__What you will do__:
Which lines contain the word "this"? Return each of them as written.

[Records from a data source]
= = = =
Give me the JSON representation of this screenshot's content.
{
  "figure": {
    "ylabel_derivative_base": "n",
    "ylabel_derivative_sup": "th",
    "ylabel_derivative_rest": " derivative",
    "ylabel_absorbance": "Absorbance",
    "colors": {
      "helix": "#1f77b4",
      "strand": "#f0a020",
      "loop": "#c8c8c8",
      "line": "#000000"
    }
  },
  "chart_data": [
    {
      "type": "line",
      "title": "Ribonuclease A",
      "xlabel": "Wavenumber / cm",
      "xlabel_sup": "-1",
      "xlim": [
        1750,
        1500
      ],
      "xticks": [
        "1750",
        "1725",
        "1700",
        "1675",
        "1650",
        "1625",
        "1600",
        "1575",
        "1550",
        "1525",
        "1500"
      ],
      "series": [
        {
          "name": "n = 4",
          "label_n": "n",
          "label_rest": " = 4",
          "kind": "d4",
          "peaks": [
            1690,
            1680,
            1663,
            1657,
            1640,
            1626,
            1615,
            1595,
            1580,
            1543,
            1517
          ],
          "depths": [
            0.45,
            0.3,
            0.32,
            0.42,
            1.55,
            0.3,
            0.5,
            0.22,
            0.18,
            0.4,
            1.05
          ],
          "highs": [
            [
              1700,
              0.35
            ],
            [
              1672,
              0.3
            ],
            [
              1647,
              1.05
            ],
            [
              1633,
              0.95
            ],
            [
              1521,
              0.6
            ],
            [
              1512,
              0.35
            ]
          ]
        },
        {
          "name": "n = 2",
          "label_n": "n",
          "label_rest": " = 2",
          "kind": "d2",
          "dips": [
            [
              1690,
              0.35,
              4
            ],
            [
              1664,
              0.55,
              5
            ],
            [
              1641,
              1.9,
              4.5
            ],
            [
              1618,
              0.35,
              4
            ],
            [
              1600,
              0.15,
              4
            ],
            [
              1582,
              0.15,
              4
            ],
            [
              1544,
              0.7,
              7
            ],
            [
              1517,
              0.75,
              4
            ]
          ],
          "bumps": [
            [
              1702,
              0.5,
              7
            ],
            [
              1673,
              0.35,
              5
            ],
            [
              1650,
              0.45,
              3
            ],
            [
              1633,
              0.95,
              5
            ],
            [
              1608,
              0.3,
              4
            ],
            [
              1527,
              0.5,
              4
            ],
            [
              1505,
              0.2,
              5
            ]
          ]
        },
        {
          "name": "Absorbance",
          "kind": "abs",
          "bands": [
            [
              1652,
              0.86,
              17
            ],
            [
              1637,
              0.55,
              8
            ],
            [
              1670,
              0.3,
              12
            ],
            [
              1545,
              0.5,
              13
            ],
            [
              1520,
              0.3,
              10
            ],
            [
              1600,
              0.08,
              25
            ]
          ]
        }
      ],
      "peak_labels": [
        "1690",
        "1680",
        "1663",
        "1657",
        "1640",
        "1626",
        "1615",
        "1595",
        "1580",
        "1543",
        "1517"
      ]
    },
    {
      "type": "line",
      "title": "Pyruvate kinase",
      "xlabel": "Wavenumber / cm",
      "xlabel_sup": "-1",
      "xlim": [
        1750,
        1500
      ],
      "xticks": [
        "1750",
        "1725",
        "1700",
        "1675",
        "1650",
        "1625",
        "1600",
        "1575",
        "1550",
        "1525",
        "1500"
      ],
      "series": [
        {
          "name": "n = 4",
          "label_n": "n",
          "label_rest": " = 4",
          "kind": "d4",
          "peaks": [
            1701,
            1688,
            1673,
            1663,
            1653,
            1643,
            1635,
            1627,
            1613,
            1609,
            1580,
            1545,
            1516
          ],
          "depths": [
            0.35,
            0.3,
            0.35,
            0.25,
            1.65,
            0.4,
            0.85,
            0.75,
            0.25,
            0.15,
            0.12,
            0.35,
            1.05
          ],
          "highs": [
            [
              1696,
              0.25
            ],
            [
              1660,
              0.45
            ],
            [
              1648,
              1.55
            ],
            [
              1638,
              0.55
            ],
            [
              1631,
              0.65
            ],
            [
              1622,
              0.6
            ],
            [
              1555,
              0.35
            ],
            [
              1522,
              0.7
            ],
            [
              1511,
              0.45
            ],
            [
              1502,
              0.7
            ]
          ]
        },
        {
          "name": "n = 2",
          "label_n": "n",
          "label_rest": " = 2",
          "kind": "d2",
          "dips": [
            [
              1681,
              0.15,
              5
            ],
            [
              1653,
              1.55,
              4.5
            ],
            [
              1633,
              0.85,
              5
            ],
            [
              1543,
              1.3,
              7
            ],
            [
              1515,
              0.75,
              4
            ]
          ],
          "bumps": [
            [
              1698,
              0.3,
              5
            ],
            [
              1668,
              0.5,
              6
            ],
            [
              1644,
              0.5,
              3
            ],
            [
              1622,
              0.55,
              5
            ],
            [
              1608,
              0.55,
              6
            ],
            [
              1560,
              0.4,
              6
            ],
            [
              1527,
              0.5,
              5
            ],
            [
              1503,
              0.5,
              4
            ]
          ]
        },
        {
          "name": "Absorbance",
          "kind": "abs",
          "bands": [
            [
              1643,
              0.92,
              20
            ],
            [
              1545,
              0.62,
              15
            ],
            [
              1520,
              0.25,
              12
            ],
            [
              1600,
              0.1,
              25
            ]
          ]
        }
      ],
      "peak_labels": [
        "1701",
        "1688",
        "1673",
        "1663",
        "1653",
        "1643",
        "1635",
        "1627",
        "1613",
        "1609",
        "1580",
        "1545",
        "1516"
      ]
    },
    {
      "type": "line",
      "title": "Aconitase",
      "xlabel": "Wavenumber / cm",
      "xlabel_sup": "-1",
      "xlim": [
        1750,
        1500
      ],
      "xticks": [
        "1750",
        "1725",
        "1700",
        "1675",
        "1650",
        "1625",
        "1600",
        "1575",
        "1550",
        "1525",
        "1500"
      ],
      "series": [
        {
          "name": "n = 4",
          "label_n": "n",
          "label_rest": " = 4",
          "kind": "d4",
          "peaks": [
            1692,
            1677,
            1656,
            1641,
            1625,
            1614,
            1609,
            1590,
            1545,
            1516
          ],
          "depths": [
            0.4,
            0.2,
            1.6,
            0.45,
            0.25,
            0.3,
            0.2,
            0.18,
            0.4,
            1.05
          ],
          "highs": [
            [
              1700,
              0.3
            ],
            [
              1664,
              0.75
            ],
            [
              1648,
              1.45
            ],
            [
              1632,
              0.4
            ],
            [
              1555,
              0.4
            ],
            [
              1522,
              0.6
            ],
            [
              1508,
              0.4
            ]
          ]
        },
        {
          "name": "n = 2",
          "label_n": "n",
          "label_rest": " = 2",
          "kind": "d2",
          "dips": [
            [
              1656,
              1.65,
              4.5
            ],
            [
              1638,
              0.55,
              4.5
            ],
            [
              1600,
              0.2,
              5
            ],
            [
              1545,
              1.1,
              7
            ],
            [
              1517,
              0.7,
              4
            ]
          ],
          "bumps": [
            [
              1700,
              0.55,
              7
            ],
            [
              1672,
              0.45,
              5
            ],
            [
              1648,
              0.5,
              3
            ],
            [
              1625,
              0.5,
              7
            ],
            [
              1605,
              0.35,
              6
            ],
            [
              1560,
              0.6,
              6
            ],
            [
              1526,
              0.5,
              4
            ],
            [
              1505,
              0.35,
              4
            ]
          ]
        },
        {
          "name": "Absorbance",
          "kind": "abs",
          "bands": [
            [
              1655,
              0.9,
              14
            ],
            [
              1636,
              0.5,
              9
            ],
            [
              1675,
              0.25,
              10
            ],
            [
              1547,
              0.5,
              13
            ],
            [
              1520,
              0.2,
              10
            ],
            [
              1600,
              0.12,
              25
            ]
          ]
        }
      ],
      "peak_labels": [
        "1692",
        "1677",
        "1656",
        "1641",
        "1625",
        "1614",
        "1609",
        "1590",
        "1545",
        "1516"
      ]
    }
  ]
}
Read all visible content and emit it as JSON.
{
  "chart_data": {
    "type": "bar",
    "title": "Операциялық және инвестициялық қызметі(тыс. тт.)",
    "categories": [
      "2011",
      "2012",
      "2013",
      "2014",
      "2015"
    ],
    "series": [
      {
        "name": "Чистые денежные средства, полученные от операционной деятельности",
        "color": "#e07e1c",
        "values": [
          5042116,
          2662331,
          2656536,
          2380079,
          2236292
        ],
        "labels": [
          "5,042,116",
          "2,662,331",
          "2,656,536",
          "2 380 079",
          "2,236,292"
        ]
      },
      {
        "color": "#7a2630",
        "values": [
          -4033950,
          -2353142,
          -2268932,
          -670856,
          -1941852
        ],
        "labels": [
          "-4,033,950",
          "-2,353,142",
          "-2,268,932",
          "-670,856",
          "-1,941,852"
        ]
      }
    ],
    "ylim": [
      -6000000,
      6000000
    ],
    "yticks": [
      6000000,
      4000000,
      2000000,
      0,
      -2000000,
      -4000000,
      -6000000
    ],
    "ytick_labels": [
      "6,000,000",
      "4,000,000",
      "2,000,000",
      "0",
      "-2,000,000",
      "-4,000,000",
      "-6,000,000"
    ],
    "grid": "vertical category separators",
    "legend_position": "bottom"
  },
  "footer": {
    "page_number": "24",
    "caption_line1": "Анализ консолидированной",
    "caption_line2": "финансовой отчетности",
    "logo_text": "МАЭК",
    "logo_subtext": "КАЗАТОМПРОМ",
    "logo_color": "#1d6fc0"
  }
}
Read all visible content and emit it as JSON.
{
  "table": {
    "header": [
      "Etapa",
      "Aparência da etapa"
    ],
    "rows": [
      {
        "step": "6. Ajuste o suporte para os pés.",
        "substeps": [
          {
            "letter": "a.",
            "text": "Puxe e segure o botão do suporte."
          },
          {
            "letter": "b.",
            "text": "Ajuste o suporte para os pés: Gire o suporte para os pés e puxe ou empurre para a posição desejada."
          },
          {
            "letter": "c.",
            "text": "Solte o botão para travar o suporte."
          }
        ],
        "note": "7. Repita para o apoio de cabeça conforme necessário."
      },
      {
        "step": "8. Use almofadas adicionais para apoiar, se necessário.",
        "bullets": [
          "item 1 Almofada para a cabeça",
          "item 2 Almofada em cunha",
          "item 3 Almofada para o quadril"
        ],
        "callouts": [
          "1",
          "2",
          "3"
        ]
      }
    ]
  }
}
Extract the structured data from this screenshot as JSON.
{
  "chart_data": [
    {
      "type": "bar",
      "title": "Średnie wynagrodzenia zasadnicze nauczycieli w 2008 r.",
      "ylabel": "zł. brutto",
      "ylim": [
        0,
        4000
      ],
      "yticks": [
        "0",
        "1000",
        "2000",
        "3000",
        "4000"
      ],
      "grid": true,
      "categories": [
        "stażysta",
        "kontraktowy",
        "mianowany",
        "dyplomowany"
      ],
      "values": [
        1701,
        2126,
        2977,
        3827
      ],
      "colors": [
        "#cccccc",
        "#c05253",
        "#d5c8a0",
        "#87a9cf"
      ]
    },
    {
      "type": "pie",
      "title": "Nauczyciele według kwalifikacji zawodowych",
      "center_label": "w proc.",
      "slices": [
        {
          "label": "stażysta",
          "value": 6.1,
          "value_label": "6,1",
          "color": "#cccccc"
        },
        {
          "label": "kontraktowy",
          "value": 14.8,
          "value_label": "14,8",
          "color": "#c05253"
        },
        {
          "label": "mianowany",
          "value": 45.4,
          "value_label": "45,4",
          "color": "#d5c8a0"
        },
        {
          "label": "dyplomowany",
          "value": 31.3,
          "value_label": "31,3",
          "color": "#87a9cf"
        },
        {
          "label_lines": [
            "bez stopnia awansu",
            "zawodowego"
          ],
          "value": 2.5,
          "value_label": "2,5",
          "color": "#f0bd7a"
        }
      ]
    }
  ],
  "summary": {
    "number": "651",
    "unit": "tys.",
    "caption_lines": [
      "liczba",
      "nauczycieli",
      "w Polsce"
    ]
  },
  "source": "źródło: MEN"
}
= = = =
__Answer for the task__:
Give me the JSON representation of this screenshot's content.
Extract the structured data from this screenshot as JSON.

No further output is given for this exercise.